----- SOURCE RECORDS

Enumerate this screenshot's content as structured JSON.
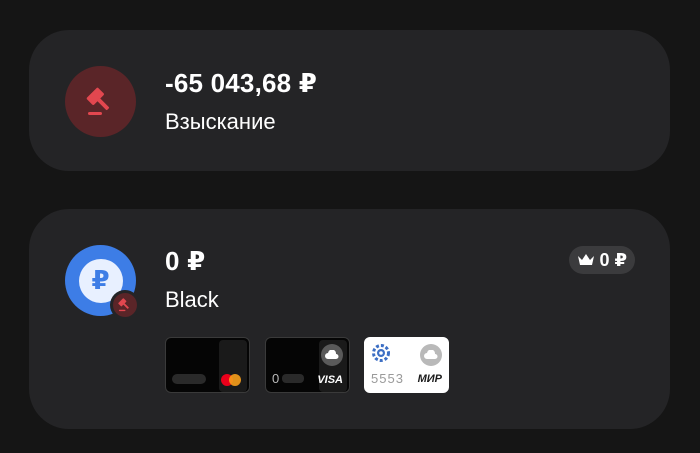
{
  "debt_card": {
    "amount": "-65 043,68 ₽",
    "label": "Взыскание",
    "icon": "gavel-icon",
    "icon_bg": "#5a2528",
    "icon_color": "#e2474f"
  },
  "account_card": {
    "amount": "0 ₽",
    "label": "Black",
    "icon": "ruble-icon",
    "icon_symbol": "₽",
    "icon_bg": "#3d7de6",
    "badge_icon": "gavel-icon",
    "bonus": {
      "icon": "crown-icon",
      "value": "0 ₽"
    },
    "cards": [
      {
        "name": "mastercard-card",
        "number": "",
        "brand": "mastercard-logo",
        "theme": "black"
      },
      {
        "name": "visa-card",
        "number": "0",
        "brand": "VISA",
        "theme": "black",
        "badge": "cloud-icon"
      },
      {
        "name": "mir-card",
        "number": "5553",
        "brand": "МИР",
        "theme": "white",
        "badge": "cloud-icon",
        "top_icon": "gear-icon"
      }
    ]
  }
}
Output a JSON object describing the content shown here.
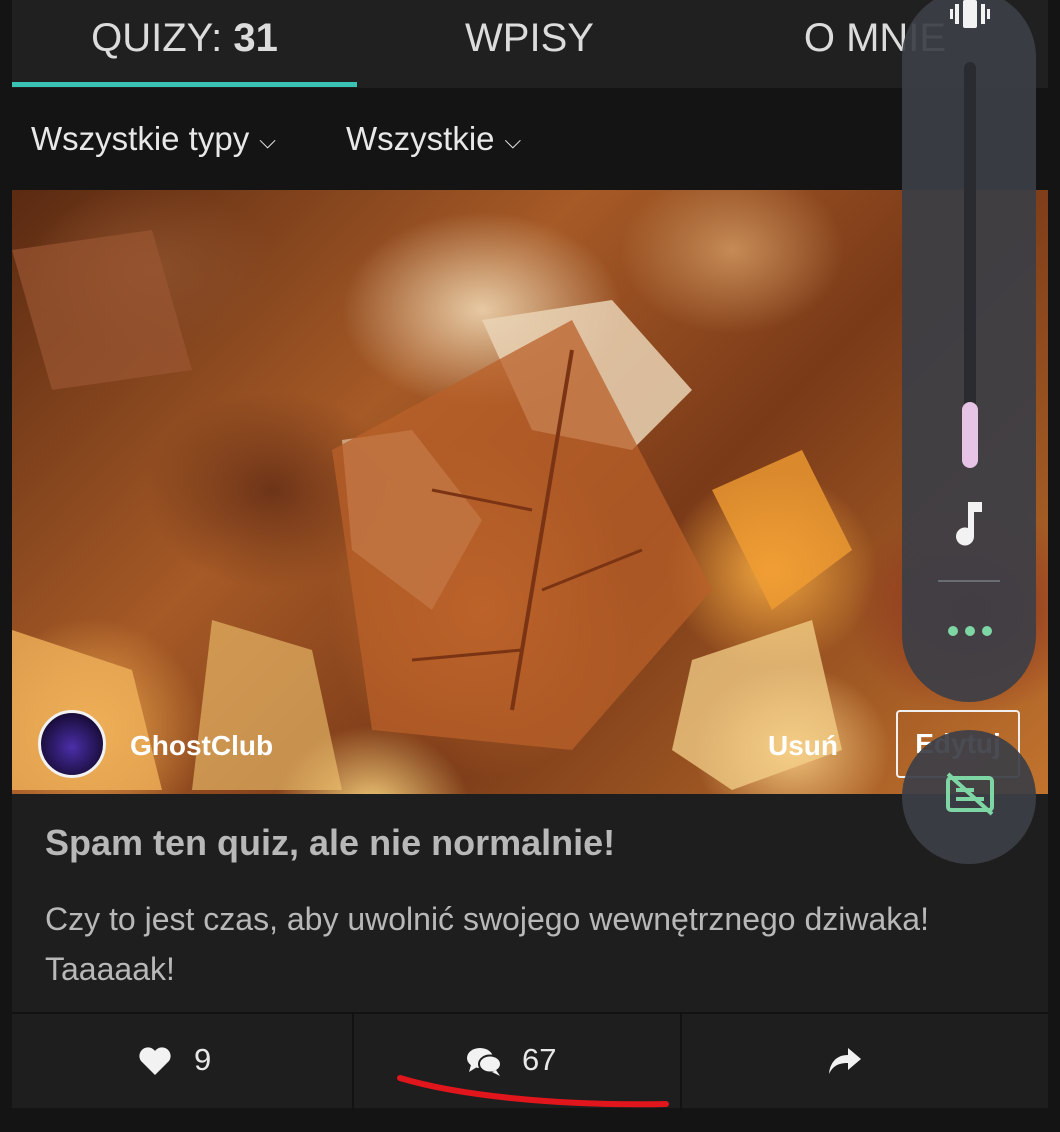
{
  "tabs": [
    {
      "label": "QUIZY: ",
      "count": "31",
      "active": true
    },
    {
      "label": "WPISY",
      "active": false
    },
    {
      "label": "O MNIE",
      "active": false
    }
  ],
  "filters": [
    {
      "label": "Wszystkie typy",
      "icon": "chevron-down-icon"
    },
    {
      "label": "Wszystkie",
      "icon": "chevron-down-icon"
    }
  ],
  "quiz": {
    "author": "GhostClub",
    "delete_label": "Usuń",
    "edit_label": "Edytuj",
    "title": "Spam ten quiz, ale nie normalnie!",
    "description": "Czy to jest czas, aby uwolnić swojego wewnętrznego dziwaka! Taaaaak!",
    "likes": "9",
    "comments": "67"
  },
  "colors": {
    "accent": "#3ac2b5",
    "annotation": "#e0161c",
    "volume_fill": "#e7c3e6",
    "caption_icon": "#7ed6a4"
  },
  "volume_overlay": {
    "level": 0.16,
    "icons": [
      "vibrate-icon",
      "music-note-icon",
      "more-dots-icon",
      "captions-off-icon"
    ]
  }
}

----------

§ EXERCISE:
Go through the listing above and write it all out exactly, leaving out any picture.

§ EXERCISE OUTPUT:
Enumerate this screenshot's content as structured JSON.
{
  "debt_card": {
    "amount": "-65 043,68 ₽",
    "label": "Взыскание",
    "icon": "gavel-icon",
    "icon_bg": "#5a2528",
    "icon_color": "#e2474f"
  },
  "account_card": {
    "amount": "0 ₽",
    "label": "Black",
    "icon": "ruble-icon",
    "icon_symbol": "₽",
    "icon_bg": "#3d7de6",
    "badge_icon": "gavel-icon",
    "bonus": {
      "icon": "crown-icon",
      "value": "0 ₽"
    },
    "cards": [
      {
        "name": "mastercard-card",
        "number": "",
        "brand": "mastercard-logo",
        "theme": "black"
      },
      {
        "name": "visa-card",
        "number": "0",
        "brand": "VISA",
        "theme": "black",
        "badge": "cloud-icon"
      },
      {
        "name": "mir-card",
        "number": "5553",
        "brand": "МИР",
        "theme": "white",
        "badge": "cloud-icon",
        "top_icon": "gear-icon"
      }
    ]
  }
}
Output a JSON object describing the content shown here.
{
  "tabs": [
    {
      "label": "QUIZY: ",
      "count": "31",
      "active": true
    },
    {
      "label": "WPISY",
      "active": false
    },
    {
      "label": "O MNIE",
      "active": false
    }
  ],
  "filters": [
    {
      "label": "Wszystkie typy",
      "icon": "chevron-down-icon"
    },
    {
      "label": "Wszystkie",
      "icon": "chevron-down-icon"
    }
  ],
  "quiz": {
    "author": "GhostClub",
    "delete_label": "Usuń",
    "edit_label": "Edytuj",
    "title": "Spam ten quiz, ale nie normalnie!",
    "description": "Czy to jest czas, aby uwolnić swojego wewnętrznego dziwaka! Taaaaak!",
    "likes": "9",
    "comments": "67"
  },
  "colors": {
    "accent": "#3ac2b5",
    "annotation": "#e0161c",
    "volume_fill": "#e7c3e6",
    "caption_icon": "#7ed6a4"
  },
  "volume_overlay": {
    "level": 0.16,
    "icons": [
      "vibrate-icon",
      "music-note-icon",
      "more-dots-icon",
      "captions-off-icon"
    ]
  }
}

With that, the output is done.